▶ _Problem to work on_: Reproduce every line of the records below, character for character, with no changes.

☆ ☆ ☆ ☆ ☆

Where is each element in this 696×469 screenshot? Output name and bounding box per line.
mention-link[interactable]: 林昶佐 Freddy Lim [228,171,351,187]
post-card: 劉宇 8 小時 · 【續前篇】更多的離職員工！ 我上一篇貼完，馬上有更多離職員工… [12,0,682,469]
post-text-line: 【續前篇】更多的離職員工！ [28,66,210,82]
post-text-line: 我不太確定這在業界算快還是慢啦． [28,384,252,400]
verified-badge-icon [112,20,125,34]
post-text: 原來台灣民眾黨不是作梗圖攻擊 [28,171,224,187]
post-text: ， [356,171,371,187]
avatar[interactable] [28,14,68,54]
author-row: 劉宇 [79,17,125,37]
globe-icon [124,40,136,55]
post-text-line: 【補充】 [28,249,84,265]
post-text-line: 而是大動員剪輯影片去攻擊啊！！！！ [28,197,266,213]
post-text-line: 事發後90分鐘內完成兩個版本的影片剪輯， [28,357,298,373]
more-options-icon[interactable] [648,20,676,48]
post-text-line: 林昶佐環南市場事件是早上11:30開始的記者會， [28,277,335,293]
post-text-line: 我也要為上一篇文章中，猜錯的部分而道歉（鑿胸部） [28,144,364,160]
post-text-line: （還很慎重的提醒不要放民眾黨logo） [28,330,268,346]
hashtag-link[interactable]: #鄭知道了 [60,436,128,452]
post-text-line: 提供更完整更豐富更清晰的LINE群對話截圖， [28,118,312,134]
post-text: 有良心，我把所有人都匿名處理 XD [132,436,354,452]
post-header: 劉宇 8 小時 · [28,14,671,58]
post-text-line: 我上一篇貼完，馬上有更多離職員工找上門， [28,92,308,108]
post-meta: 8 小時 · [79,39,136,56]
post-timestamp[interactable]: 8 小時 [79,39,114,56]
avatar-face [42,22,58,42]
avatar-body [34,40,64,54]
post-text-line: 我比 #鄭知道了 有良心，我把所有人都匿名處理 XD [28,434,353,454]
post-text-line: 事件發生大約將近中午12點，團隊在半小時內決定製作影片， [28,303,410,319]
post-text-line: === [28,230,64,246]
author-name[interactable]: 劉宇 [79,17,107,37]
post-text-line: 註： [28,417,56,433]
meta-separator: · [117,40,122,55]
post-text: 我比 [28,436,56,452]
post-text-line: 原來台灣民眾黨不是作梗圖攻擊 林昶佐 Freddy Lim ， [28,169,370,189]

☆ ☆ ☆ ☆ ☆

▶ _Exercise output_:
Where is each element in this 696×469 screenshot? Output name and bounding box per line.
mention-link[interactable]: 林昶佐 Freddy Lim [228,171,351,187]
post-card: 劉宇 8 小時 · 【續前篇】更多的離職員工！ 我上一篇貼完，馬上有更多離職員工… [12,0,682,469]
post-text-line: 【續前篇】更多的離職員工！ [28,66,210,82]
post-text-line: 我不太確定這在業界算快還是慢啦． [28,384,252,400]
verified-badge-icon [112,20,125,34]
post-text: 原來台灣民眾黨不是作梗圖攻擊 [28,171,224,187]
post-text: ， [356,171,371,187]
avatar[interactable] [28,14,68,54]
author-row: 劉宇 [79,17,125,37]
globe-icon [124,40,136,55]
post-text-line: 【補充】 [28,249,84,265]
post-text-line: 而是大動員剪輯影片去攻擊啊！！！！ [28,197,266,213]
post-text-line: 事發後90分鐘內完成兩個版本的影片剪輯， [28,357,298,373]
more-options-icon[interactable] [648,20,676,48]
post-text-line: 林昶佐環南市場事件是早上11:30開始的記者會， [28,277,335,293]
post-text-line: 我也要為上一篇文章中，猜錯的部分而道歉（鑿胸部） [28,144,364,160]
post-text-line: （還很慎重的提醒不要放民眾黨logo） [28,330,268,346]
hashtag-link[interactable]: #鄭知道了 [60,436,128,452]
post-text-line: 提供更完整更豐富更清晰的LINE群對話截圖， [28,118,312,134]
post-text: 有良心，我把所有人都匿名處理 XD [132,436,354,452]
post-header: 劉宇 8 小時 · [28,14,671,58]
post-text-line: 我上一篇貼完，馬上有更多離職員工找上門， [28,92,308,108]
post-meta: 8 小時 · [79,39,136,56]
post-timestamp[interactable]: 8 小時 [79,39,114,56]
avatar-face [42,22,58,42]
avatar-body [34,40,64,54]
post-text-line: 我比 #鄭知道了 有良心，我把所有人都匿名處理 XD [28,434,353,454]
post-text-line: 事件發生大約將近中午12點，團隊在半小時內決定製作影片， [28,303,410,319]
post-text-line: === [28,230,64,246]
author-name[interactable]: 劉宇 [79,17,107,37]
post-text-line: 註： [28,417,56,433]
meta-separator: · [117,40,122,55]
post-text: 我比 [28,436,56,452]
post-text-line: 原來台灣民眾黨不是作梗圖攻擊 林昶佐 Freddy Lim ， [28,169,370,189]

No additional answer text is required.